__Given problem__: Every line below should be repeated exactly.

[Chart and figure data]
::::::
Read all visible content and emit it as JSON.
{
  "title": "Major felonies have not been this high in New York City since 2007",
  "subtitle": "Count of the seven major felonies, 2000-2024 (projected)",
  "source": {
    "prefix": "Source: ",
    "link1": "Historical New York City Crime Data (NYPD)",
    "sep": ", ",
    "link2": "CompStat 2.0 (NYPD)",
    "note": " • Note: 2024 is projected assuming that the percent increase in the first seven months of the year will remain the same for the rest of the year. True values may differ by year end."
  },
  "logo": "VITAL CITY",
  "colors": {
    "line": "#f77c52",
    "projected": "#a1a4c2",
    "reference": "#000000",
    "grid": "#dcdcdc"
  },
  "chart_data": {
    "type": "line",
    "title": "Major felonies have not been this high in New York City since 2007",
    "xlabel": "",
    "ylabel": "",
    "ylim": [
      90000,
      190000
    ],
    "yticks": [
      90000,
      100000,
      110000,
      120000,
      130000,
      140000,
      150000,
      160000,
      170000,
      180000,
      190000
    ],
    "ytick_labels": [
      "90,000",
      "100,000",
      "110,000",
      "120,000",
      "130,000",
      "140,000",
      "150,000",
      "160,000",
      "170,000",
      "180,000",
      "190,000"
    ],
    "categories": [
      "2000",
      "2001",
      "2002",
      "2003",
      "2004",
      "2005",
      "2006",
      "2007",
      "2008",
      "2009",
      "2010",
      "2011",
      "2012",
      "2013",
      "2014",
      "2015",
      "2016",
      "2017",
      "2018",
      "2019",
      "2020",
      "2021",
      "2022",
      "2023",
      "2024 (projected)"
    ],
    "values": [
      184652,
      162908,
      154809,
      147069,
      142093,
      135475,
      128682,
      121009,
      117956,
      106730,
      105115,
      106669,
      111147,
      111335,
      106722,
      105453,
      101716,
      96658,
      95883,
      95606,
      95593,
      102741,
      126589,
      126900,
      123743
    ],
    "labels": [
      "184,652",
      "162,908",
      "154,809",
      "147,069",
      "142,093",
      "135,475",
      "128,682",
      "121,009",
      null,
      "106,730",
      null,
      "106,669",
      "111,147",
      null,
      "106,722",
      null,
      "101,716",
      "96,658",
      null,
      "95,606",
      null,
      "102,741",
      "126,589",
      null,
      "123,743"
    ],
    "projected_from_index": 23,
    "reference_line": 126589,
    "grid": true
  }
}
::::::
__Exercise result__:
Read all visible content and emit it as JSON.
{
  "title": "Major felonies have not been this high in New York City since 2007",
  "subtitle": "Count of the seven major felonies, 2000-2024 (projected)",
  "source": {
    "prefix": "Source: ",
    "link1": "Historical New York City Crime Data (NYPD)",
    "sep": ", ",
    "link2": "CompStat 2.0 (NYPD)",
    "note": " • Note: 2024 is projected assuming that the percent increase in the first seven months of the year will remain the same for the rest of the year. True values may differ by year end."
  },
  "logo": "VITAL CITY",
  "colors": {
    "line": "#f77c52",
    "projected": "#a1a4c2",
    "reference": "#000000",
    "grid": "#dcdcdc"
  },
  "chart_data": {
    "type": "line",
    "title": "Major felonies have not been this high in New York City since 2007",
    "xlabel": "",
    "ylabel": "",
    "ylim": [
      90000,
      190000
    ],
    "yticks": [
      90000,
      100000,
      110000,
      120000,
      130000,
      140000,
      150000,
      160000,
      170000,
      180000,
      190000
    ],
    "ytick_labels": [
      "90,000",
      "100,000",
      "110,000",
      "120,000",
      "130,000",
      "140,000",
      "150,000",
      "160,000",
      "170,000",
      "180,000",
      "190,000"
    ],
    "categories": [
      "2000",
      "2001",
      "2002",
      "2003",
      "2004",
      "2005",
      "2006",
      "2007",
      "2008",
      "2009",
      "2010",
      "2011",
      "2012",
      "2013",
      "2014",
      "2015",
      "2016",
      "2017",
      "2018",
      "2019",
      "2020",
      "2021",
      "2022",
      "2023",
      "2024 (projected)"
    ],
    "values": [
      184652,
      162908,
      154809,
      147069,
      142093,
      135475,
      128682,
      121009,
      117956,
      106730,
      105115,
      106669,
      111147,
      111335,
      106722,
      105453,
      101716,
      96658,
      95883,
      95606,
      95593,
      102741,
      126589,
      126900,
      123743
    ],
    "labels": [
      "184,652",
      "162,908",
      "154,809",
      "147,069",
      "142,093",
      "135,475",
      "128,682",
      "121,009",
      null,
      "106,730",
      null,
      "106,669",
      "111,147",
      null,
      "106,722",
      null,
      "101,716",
      "96,658",
      null,
      "95,606",
      null,
      "102,741",
      "126,589",
      null,
      "123,743"
    ],
    "projected_from_index": 23,
    "reference_line": 126589,
    "grid": true
  }
}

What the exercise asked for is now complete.